> [DATA EXCERPTS]:
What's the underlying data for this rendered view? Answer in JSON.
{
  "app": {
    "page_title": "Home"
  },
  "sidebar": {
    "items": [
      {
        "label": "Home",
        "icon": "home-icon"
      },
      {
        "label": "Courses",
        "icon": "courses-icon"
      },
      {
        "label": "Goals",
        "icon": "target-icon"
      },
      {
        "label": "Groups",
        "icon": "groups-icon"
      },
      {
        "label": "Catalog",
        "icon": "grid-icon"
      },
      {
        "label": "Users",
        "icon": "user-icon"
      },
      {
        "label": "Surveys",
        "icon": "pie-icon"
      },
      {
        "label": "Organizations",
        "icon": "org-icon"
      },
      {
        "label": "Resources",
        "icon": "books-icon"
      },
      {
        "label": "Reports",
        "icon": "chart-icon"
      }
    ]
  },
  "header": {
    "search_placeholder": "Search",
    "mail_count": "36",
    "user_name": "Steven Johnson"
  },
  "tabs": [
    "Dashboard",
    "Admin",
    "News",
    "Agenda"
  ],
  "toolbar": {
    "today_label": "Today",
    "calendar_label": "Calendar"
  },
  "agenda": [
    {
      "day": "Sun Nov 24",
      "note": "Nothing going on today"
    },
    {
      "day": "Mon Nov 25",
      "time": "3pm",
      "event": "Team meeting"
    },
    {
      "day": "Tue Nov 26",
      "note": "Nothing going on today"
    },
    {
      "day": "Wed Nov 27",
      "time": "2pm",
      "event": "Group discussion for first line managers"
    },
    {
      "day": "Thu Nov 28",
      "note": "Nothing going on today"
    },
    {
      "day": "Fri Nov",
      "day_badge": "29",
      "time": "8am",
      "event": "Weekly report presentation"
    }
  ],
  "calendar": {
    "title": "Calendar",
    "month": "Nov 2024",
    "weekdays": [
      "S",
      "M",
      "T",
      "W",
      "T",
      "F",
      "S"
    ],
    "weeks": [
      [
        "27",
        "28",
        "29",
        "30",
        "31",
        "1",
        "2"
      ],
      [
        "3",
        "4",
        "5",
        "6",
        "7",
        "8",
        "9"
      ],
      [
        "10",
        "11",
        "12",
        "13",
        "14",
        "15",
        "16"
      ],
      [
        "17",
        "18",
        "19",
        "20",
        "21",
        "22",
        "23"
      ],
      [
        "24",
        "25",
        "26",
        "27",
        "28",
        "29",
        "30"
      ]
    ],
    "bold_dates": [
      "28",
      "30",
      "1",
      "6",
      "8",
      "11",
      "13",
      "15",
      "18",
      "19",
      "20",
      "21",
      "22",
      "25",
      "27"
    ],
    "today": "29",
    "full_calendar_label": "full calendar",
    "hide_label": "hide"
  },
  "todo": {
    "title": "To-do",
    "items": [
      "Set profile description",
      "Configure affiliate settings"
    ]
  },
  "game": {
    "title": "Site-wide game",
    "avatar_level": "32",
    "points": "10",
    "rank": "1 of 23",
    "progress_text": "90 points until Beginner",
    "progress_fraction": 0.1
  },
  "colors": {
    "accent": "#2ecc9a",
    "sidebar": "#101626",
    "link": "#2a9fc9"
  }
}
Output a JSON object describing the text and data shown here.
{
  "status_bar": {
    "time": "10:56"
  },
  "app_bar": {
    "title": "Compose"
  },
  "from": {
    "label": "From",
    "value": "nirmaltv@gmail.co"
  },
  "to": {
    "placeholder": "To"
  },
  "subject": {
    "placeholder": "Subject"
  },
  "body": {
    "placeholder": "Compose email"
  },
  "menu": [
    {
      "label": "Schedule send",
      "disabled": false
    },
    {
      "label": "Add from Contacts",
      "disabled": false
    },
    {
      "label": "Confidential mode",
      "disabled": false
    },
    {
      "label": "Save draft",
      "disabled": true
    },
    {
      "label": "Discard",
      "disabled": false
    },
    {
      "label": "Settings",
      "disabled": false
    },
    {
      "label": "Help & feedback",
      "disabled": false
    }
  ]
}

> [WHAT THE TASK ASKS]:
For each line of the entries that includes "points", show that line.

> [SOLUTION BELOW]:
    "points": "10",
    "progress_text": "90 points until Beginner",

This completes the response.